*Task goal*. Type the records out again in full, exactly.

----------------

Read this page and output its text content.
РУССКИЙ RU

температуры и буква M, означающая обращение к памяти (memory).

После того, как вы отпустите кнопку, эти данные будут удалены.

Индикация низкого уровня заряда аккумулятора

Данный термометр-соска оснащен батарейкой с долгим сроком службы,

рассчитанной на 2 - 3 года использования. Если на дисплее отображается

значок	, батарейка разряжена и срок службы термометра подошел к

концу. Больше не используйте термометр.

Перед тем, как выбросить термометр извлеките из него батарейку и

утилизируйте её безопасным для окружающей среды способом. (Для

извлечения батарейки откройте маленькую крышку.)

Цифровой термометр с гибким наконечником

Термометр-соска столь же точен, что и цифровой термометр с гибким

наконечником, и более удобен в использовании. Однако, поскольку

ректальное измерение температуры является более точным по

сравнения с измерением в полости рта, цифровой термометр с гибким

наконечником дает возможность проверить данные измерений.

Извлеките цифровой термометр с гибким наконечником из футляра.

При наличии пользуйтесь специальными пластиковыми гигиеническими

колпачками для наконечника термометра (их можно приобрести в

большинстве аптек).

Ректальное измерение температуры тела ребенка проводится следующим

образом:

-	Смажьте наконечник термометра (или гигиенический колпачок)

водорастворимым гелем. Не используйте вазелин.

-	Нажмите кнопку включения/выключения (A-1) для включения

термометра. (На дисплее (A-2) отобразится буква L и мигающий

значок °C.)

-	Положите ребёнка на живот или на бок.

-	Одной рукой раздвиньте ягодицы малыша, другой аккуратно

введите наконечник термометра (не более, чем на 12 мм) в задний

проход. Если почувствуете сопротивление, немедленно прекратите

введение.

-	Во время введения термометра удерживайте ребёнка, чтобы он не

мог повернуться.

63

----------------

*Response to the exercise*.
Read this page and output its text content.
РУССКИЙ RU

температуры и буква M, означающая обращение к памяти (memory).

После того, как вы отпустите кнопку, эти данные будут удалены.

Индикация низкого уровня заряда аккумулятора

Данный термометр-соска оснащен батарейкой с долгим сроком службы,

рассчитанной на 2 - 3 года использования. Если на дисплее отображается

значок	, батарейка разряжена и срок службы термометра подошел к

концу. Больше не используйте термометр.

Перед тем, как выбросить термометр извлеките из него батарейку и

утилизируйте её безопасным для окружающей среды способом. (Для

извлечения батарейки откройте маленькую крышку.)

Цифровой термометр с гибким наконечником

Термометр-соска столь же точен, что и цифровой термометр с гибким

наконечником, и более удобен в использовании. Однако, поскольку

ректальное измерение температуры является более точным по

сравнения с измерением в полости рта, цифровой термометр с гибким

наконечником дает возможность проверить данные измерений.

Извлеките цифровой термометр с гибким наконечником из футляра.

При наличии пользуйтесь специальными пластиковыми гигиеническими

колпачками для наконечника термометра (их можно приобрести в

большинстве аптек).

Ректальное измерение температуры тела ребенка проводится следующим

образом:

-	Смажьте наконечник термометра (или гигиенический колпачок)

водорастворимым гелем. Не используйте вазелин.

-	Нажмите кнопку включения/выключения (A-1) для включения

термометра. (На дисплее (A-2) отобразится буква L и мигающий

значок °C.)

-	Положите ребёнка на живот или на бок.

-	Одной рукой раздвиньте ягодицы малыша, другой аккуратно

введите наконечник термометра (не более, чем на 12 мм) в задний

проход. Если почувствуете сопротивление, немедленно прекратите

введение.

-	Во время введения термометра удерживайте ребёнка, чтобы он не

мог повернуться.

63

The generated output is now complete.